**Given task:**
Which lines in the items below contain the string "right"? Gather each of them in full.

● ● ● ● ●

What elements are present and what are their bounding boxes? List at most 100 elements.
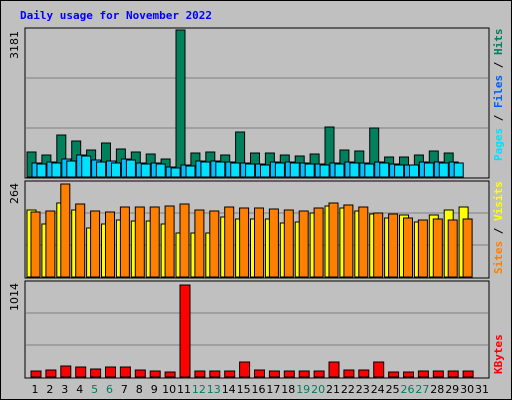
x-tick-day-7: 7 <box>121 383 128 396</box>
x-tick-day-3: 3 <box>61 383 68 396</box>
bar-kbytes-day-30 <box>462 370 474 378</box>
bar-kbytes-day-24 <box>373 361 385 378</box>
bar-sites-day-13 <box>209 210 220 278</box>
bar-kbytes-day-20 <box>313 370 325 378</box>
bar-kbytes-day-5 <box>90 368 102 378</box>
bar-kbytes-day-23 <box>358 369 370 378</box>
bar-kbytes-day-9 <box>149 370 161 378</box>
bar-pages-day-12 <box>200 161 211 178</box>
x-tick-day-22: 22 <box>341 383 355 396</box>
bar-sites-day-25 <box>388 213 399 278</box>
right-axis-labels: Pages / Files / Hits Sites / Visits KBytes <box>492 29 505 375</box>
bar-sites-day-21 <box>328 202 339 278</box>
bar-kbytes-day-14 <box>224 370 236 378</box>
bar-pages-day-1 <box>36 163 47 178</box>
bar-pages-day-25 <box>394 164 405 178</box>
bar-pages-day-21 <box>334 163 345 178</box>
bar-pages-day-18 <box>289 162 300 178</box>
bar-sites-day-8 <box>134 206 145 278</box>
x-tick-day-18: 18 <box>281 383 295 396</box>
bar-sites-day-29 <box>447 219 458 278</box>
x-tick-day-1: 1 <box>32 383 39 396</box>
y-max-label-kbytes: 1014 <box>8 283 21 311</box>
bar-kbytes-day-19 <box>298 370 310 378</box>
x-tick-day-29: 29 <box>445 383 459 396</box>
bar-sites-day-26 <box>403 217 413 278</box>
bar-kbytes-day-11 <box>179 284 191 378</box>
bar-pages-day-7 <box>125 159 136 178</box>
bar-pages-day-19 <box>304 163 315 178</box>
bar-kbytes-day-16 <box>254 369 265 378</box>
bar-sites-day-24 <box>373 212 384 278</box>
y-max-label-hits: 3181 <box>8 31 21 59</box>
bar-kbytes-day-3 <box>60 365 72 378</box>
bar-sites-day-9 <box>149 206 160 278</box>
x-tick-day-26: 26 <box>401 383 415 396</box>
right-axis-label-panel-3: KBytes <box>492 334 505 374</box>
bar-sites-day-2 <box>45 210 56 278</box>
right-axis-label-part: / <box>492 108 505 128</box>
right-axis-label-part: Files <box>492 75 505 108</box>
bar-pages-day-13 <box>215 161 226 178</box>
x-tick-day-21: 21 <box>326 383 340 396</box>
bar-sites-day-1 <box>30 211 41 278</box>
x-tick-day-27: 27 <box>415 383 429 396</box>
panel-kbytes-bg <box>24 280 490 379</box>
bar-sites-day-20 <box>313 207 324 278</box>
bar-pages-day-27 <box>423 162 434 178</box>
x-tick-day-13: 13 <box>207 383 221 396</box>
bar-kbytes-day-8 <box>134 369 146 378</box>
x-tick-day-8: 8 <box>136 383 143 396</box>
x-tick-day-25: 25 <box>386 383 400 396</box>
x-tick-day-6: 6 <box>106 383 113 396</box>
x-tick-day-30: 30 <box>460 383 474 396</box>
bar-pages-day-29 <box>453 162 464 178</box>
right-axis-label-panel-2: Sites / Visits <box>492 181 505 274</box>
bar-sites-day-7 <box>119 206 130 278</box>
bar-pages-day-20 <box>319 164 330 178</box>
bar-sites-day-18 <box>283 209 294 278</box>
x-tick-day-17: 17 <box>266 383 280 396</box>
right-axis-label-part: / <box>492 55 505 75</box>
bar-hits-day-11 <box>175 29 186 178</box>
bar-pages-day-15 <box>245 163 256 178</box>
bar-sites-day-19 <box>298 210 309 278</box>
x-tick-day-11: 11 <box>177 383 191 396</box>
bar-kbytes-day-2 <box>45 369 57 378</box>
bar-sites-day-6 <box>105 211 115 278</box>
right-axis-label-part: Sites <box>492 241 505 274</box>
bar-sites-day-15 <box>239 207 250 278</box>
bar-sites-day-16 <box>254 207 264 278</box>
bar-sites-day-27 <box>417 219 428 278</box>
bar-kbytes-day-27 <box>417 370 429 378</box>
bar-pages-day-16 <box>260 164 270 178</box>
bar-pages-day-8 <box>140 163 151 178</box>
bar-kbytes-day-26 <box>403 371 414 378</box>
bar-pages-day-5 <box>96 161 107 178</box>
bar-kbytes-day-29 <box>447 370 459 378</box>
right-axis-label-part: Visits <box>492 181 505 221</box>
bar-kbytes-day-1 <box>30 370 42 378</box>
bar-kbytes-day-18 <box>283 370 295 378</box>
x-tick-day-4: 4 <box>76 383 83 396</box>
bar-sites-day-14 <box>224 206 235 278</box>
bars-layer <box>26 29 474 378</box>
bar-pages-day-23 <box>364 163 375 178</box>
x-tick-day-9: 9 <box>151 383 158 396</box>
bar-kbytes-day-28 <box>432 370 444 378</box>
bar-pages-day-17 <box>274 162 285 178</box>
bar-sites-day-11 <box>179 203 190 278</box>
x-tick-day-15: 15 <box>237 383 251 396</box>
bar-kbytes-day-6 <box>105 366 116 378</box>
x-tick-day-24: 24 <box>371 383 385 396</box>
bar-pages-day-24 <box>379 162 390 178</box>
bar-kbytes-day-15 <box>239 361 251 378</box>
bar-pages-day-3 <box>66 160 77 178</box>
bar-kbytes-day-17 <box>268 370 280 378</box>
x-tick-day-31: 31 <box>475 383 489 396</box>
bar-pages-day-6 <box>111 162 121 178</box>
bar-sites-day-22 <box>343 204 354 278</box>
bar-sites-day-28 <box>432 218 443 278</box>
bar-pages-day-22 <box>349 162 360 178</box>
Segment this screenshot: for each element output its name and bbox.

● ● ● ● ●

**Finished exercise:**
right-axis-labels: Pages / Files / Hits Sites / Visits KBytes <box>492 29 505 375</box>
right-axis-label-panel-3: KBytes <box>492 334 505 374</box>
right-axis-label-part: / <box>492 108 505 128</box>
right-axis-label-part: Files <box>492 75 505 108</box>
right-axis-label-panel-2: Sites / Visits <box>492 181 505 274</box>
right-axis-label-part: / <box>492 55 505 75</box>
right-axis-label-part: Sites <box>492 241 505 274</box>
right-axis-label-part: Visits <box>492 181 505 221</box>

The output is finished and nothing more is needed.